§ Exercise:
Extract each line of the data below exactly as written.
>> BEGIN Given records
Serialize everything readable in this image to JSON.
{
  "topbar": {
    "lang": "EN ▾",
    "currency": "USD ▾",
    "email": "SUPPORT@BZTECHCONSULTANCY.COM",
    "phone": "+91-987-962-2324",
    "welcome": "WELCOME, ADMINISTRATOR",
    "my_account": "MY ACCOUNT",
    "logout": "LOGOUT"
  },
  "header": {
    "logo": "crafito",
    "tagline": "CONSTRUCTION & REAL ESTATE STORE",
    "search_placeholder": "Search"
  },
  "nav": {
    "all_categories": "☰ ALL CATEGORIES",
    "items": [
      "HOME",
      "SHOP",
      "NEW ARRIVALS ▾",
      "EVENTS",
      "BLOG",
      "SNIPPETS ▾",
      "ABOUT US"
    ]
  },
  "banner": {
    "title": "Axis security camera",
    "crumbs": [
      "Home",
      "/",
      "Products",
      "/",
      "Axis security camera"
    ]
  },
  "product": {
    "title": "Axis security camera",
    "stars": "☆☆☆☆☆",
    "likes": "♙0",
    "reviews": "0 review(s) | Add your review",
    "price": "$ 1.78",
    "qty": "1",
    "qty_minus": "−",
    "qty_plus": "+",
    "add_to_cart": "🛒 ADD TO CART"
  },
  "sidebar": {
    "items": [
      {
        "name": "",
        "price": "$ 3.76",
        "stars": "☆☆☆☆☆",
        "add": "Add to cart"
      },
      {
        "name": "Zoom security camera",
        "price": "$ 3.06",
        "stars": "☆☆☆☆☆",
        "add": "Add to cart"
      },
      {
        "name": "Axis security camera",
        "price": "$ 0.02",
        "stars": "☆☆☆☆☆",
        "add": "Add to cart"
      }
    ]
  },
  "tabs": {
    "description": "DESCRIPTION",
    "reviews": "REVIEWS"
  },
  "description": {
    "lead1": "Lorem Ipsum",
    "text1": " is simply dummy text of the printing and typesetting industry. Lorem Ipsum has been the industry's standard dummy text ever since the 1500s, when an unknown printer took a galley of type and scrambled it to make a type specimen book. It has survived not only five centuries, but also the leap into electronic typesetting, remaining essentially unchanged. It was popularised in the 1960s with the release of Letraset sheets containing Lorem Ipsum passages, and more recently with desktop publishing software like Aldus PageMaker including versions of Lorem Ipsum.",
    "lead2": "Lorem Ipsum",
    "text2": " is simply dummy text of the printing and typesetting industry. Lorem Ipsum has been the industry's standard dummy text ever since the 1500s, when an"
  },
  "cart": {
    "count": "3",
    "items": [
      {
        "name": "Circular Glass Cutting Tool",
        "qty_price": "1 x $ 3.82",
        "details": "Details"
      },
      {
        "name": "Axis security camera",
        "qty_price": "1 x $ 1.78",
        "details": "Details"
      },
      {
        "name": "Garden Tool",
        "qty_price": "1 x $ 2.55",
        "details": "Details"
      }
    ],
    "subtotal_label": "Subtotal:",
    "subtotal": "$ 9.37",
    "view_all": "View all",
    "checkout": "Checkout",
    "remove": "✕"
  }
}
>> END Given records
§ Finished exercise:
Serialize everything readable in this image to JSON.
{
  "topbar": {
    "lang": "EN ▾",
    "currency": "USD ▾",
    "email": "SUPPORT@BZTECHCONSULTANCY.COM",
    "phone": "+91-987-962-2324",
    "welcome": "WELCOME, ADMINISTRATOR",
    "my_account": "MY ACCOUNT",
    "logout": "LOGOUT"
  },
  "header": {
    "logo": "crafito",
    "tagline": "CONSTRUCTION & REAL ESTATE STORE",
    "search_placeholder": "Search"
  },
  "nav": {
    "all_categories": "☰ ALL CATEGORIES",
    "items": [
      "HOME",
      "SHOP",
      "NEW ARRIVALS ▾",
      "EVENTS",
      "BLOG",
      "SNIPPETS ▾",
      "ABOUT US"
    ]
  },
  "banner": {
    "title": "Axis security camera",
    "crumbs": [
      "Home",
      "/",
      "Products",
      "/",
      "Axis security camera"
    ]
  },
  "product": {
    "title": "Axis security camera",
    "stars": "☆☆☆☆☆",
    "likes": "♙0",
    "reviews": "0 review(s) | Add your review",
    "price": "$ 1.78",
    "qty": "1",
    "qty_minus": "−",
    "qty_plus": "+",
    "add_to_cart": "🛒 ADD TO CART"
  },
  "sidebar": {
    "items": [
      {
        "name": "",
        "price": "$ 3.76",
        "stars": "☆☆☆☆☆",
        "add": "Add to cart"
      },
      {
        "name": "Zoom security camera",
        "price": "$ 3.06",
        "stars": "☆☆☆☆☆",
        "add": "Add to cart"
      },
      {
        "name": "Axis security camera",
        "price": "$ 0.02",
        "stars": "☆☆☆☆☆",
        "add": "Add to cart"
      }
    ]
  },
  "tabs": {
    "description": "DESCRIPTION",
    "reviews": "REVIEWS"
  },
  "description": {
    "lead1": "Lorem Ipsum",
    "text1": " is simply dummy text of the printing and typesetting industry. Lorem Ipsum has been the industry's standard dummy text ever since the 1500s, when an unknown printer took a galley of type and scrambled it to make a type specimen book. It has survived not only five centuries, but also the leap into electronic typesetting, remaining essentially unchanged. It was popularised in the 1960s with the release of Letraset sheets containing Lorem Ipsum passages, and more recently with desktop publishing software like Aldus PageMaker including versions of Lorem Ipsum.",
    "lead2": "Lorem Ipsum",
    "text2": " is simply dummy text of the printing and typesetting industry. Lorem Ipsum has been the industry's standard dummy text ever since the 1500s, when an"
  },
  "cart": {
    "count": "3",
    "items": [
      {
        "name": "Circular Glass Cutting Tool",
        "qty_price": "1 x $ 3.82",
        "details": "Details"
      },
      {
        "name": "Axis security camera",
        "qty_price": "1 x $ 1.78",
        "details": "Details"
      },
      {
        "name": "Garden Tool",
        "qty_price": "1 x $ 2.55",
        "details": "Details"
      }
    ],
    "subtotal_label": "Subtotal:",
    "subtotal": "$ 9.37",
    "view_all": "View all",
    "checkout": "Checkout",
    "remove": "✕"
  }
}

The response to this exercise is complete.